Work required: Write out every line below that contains "therapy".

++++ Entries provided

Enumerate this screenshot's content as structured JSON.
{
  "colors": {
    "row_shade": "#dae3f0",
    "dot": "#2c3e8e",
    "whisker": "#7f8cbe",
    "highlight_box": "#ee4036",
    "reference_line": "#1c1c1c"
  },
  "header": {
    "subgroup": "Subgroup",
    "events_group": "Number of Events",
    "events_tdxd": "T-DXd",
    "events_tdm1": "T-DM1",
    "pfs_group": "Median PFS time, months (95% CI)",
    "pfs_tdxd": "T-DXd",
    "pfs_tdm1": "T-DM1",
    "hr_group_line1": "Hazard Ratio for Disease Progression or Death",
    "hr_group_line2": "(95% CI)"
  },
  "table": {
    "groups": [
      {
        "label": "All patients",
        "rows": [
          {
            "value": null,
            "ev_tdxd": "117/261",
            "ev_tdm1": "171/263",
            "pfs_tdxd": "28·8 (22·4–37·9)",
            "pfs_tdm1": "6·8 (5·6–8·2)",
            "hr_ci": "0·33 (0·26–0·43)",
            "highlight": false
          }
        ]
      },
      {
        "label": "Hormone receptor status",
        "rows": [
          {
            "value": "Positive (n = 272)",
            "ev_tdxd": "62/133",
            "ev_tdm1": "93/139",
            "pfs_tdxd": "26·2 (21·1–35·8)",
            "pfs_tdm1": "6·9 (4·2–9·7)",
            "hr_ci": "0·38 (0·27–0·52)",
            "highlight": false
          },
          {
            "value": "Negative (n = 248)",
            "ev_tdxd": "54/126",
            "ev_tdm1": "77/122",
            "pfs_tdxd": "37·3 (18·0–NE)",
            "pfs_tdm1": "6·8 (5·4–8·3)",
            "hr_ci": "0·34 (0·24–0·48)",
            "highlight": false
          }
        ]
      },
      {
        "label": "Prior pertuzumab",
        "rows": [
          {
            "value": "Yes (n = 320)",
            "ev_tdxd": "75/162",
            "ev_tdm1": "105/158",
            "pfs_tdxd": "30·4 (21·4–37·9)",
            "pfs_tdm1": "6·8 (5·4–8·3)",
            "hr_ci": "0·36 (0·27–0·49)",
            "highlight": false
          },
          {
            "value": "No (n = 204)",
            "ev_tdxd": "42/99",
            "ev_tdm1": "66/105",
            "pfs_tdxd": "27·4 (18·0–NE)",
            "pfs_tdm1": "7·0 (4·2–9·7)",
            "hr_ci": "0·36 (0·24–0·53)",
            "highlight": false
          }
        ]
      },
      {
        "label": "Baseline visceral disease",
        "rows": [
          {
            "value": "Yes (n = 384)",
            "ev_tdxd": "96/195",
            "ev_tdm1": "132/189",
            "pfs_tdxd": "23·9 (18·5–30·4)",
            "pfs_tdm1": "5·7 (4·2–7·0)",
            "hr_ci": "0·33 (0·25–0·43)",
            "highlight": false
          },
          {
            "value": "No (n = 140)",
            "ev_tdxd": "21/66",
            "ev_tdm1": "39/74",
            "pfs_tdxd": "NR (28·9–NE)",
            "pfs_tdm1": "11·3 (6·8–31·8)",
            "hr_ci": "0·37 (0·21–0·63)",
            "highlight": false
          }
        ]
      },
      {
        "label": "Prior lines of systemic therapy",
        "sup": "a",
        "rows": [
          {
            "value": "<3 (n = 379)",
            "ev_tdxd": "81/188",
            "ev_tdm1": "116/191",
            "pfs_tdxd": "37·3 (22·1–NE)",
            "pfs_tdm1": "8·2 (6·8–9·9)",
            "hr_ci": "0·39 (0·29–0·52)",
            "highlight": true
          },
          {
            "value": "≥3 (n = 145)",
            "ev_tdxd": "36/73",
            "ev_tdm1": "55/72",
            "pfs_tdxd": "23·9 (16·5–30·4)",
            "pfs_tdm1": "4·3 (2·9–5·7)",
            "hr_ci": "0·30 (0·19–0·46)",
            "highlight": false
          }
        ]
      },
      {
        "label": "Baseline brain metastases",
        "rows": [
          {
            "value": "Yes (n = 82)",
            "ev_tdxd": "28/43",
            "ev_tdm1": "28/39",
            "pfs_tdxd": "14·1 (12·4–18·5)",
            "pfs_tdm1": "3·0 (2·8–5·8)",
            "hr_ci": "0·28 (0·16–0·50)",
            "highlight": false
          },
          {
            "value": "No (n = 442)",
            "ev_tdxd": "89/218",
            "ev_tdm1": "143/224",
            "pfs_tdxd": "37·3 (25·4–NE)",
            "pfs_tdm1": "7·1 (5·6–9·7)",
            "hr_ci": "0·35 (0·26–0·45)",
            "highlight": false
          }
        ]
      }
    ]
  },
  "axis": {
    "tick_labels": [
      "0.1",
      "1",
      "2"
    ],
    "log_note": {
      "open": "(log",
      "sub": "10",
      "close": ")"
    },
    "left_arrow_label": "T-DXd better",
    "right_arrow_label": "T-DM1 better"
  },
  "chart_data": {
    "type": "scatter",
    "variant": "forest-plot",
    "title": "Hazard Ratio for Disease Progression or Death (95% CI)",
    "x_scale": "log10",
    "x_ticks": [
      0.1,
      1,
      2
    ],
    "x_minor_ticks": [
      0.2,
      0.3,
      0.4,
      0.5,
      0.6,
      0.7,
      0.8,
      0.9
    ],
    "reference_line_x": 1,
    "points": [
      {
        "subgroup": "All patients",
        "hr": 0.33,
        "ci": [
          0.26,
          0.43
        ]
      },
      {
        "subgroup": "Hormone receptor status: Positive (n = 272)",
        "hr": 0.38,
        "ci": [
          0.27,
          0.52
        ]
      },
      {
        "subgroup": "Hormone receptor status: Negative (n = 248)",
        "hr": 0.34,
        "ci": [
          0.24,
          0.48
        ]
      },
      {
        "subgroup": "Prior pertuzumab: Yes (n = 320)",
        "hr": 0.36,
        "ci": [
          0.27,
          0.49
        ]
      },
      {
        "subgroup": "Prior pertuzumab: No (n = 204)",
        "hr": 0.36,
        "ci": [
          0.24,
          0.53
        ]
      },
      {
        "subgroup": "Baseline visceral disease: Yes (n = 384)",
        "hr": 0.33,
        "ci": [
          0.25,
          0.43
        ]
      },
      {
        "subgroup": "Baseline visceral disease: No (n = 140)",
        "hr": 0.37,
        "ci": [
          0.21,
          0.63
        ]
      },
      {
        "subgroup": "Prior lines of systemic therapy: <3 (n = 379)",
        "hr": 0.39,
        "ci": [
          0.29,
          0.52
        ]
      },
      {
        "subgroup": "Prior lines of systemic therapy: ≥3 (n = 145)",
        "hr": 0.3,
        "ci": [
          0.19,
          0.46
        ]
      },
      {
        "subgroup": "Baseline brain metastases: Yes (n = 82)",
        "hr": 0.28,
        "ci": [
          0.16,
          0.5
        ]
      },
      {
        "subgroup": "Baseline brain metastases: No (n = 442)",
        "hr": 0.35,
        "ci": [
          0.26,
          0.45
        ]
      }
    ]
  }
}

++++++++

Exercise answer:
        "label": "Prior lines of systemic therapy",
        "subgroup": "Prior lines of systemic therapy: <3 (n = 379)",
        "subgroup": "Prior lines of systemic therapy: ≥3 (n = 145)",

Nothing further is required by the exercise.